**What is needed**
Leave out the pictures and transcribe the rest of the records exactly.

Stored data
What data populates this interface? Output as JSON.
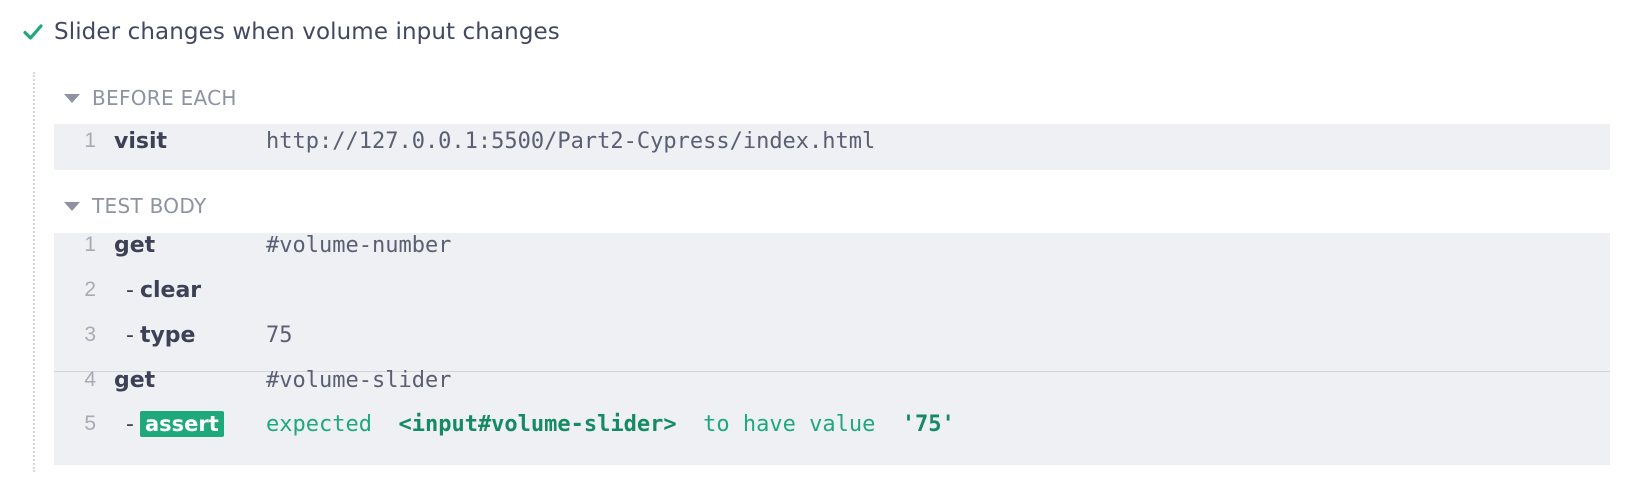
{
  "test": {
    "title": "Slider changes when volume input changes",
    "status_icon": "check-icon",
    "status_color": "#1fa97a"
  },
  "before_each": {
    "label": "BEFORE EACH",
    "commands": [
      {
        "number": "1",
        "name": "visit",
        "message": "http://127.0.0.1:5500/Part2-Cypress/index.html"
      }
    ]
  },
  "test_body": {
    "label": "TEST BODY",
    "commands": [
      {
        "number": "1",
        "name": "get",
        "message": "#volume-number"
      },
      {
        "number": "2",
        "dash": "-",
        "name": "clear",
        "message": ""
      },
      {
        "number": "3",
        "dash": "-",
        "name": "type",
        "message": "75"
      },
      {
        "number": "4",
        "name": "get",
        "message": "#volume-slider"
      },
      {
        "number": "5",
        "dash": "-",
        "name": "assert",
        "message_prefix": "expected",
        "message_element": "<input#volume-slider>",
        "message_middle": "to have value",
        "message_value": "'75'"
      }
    ]
  }
}
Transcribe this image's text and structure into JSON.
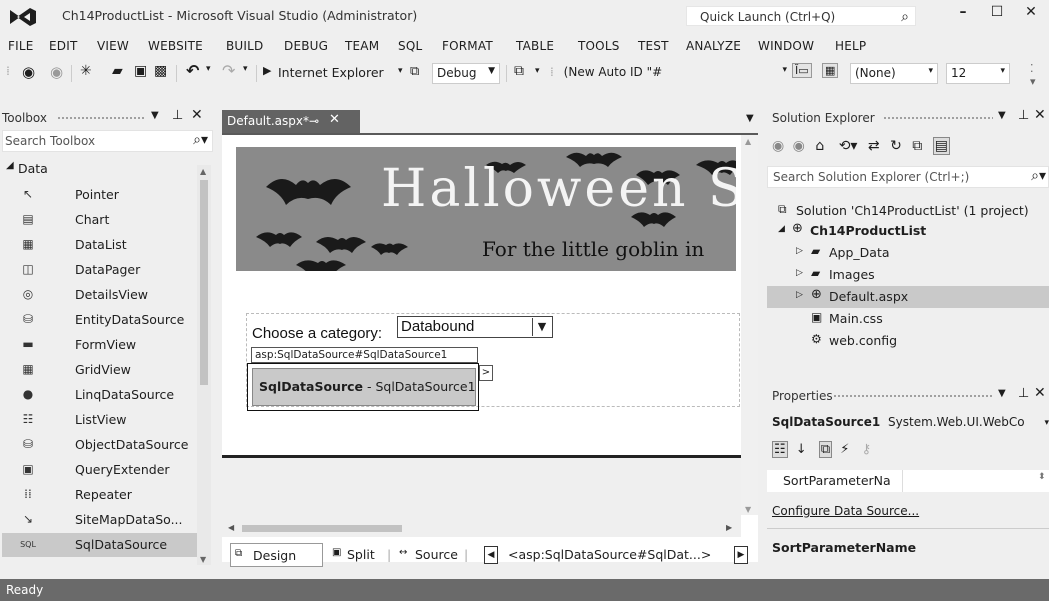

**Solution for this task**
What data populates this interface? Output as JSON.
{
  "test": {
    "title": "Slider changes when volume input changes",
    "status_icon": "check-icon",
    "status_color": "#1fa97a"
  },
  "before_each": {
    "label": "BEFORE EACH",
    "commands": [
      {
        "number": "1",
        "name": "visit",
        "message": "http://127.0.0.1:5500/Part2-Cypress/index.html"
      }
    ]
  },
  "test_body": {
    "label": "TEST BODY",
    "commands": [
      {
        "number": "1",
        "name": "get",
        "message": "#volume-number"
      },
      {
        "number": "2",
        "dash": "-",
        "name": "clear",
        "message": ""
      },
      {
        "number": "3",
        "dash": "-",
        "name": "type",
        "message": "75"
      },
      {
        "number": "4",
        "name": "get",
        "message": "#volume-slider"
      },
      {
        "number": "5",
        "dash": "-",
        "name": "assert",
        "message_prefix": "expected",
        "message_element": "<input#volume-slider>",
        "message_middle": "to have value",
        "message_value": "'75'"
      }
    ]
  }
}
Transcribe this image's text and structure into JSON.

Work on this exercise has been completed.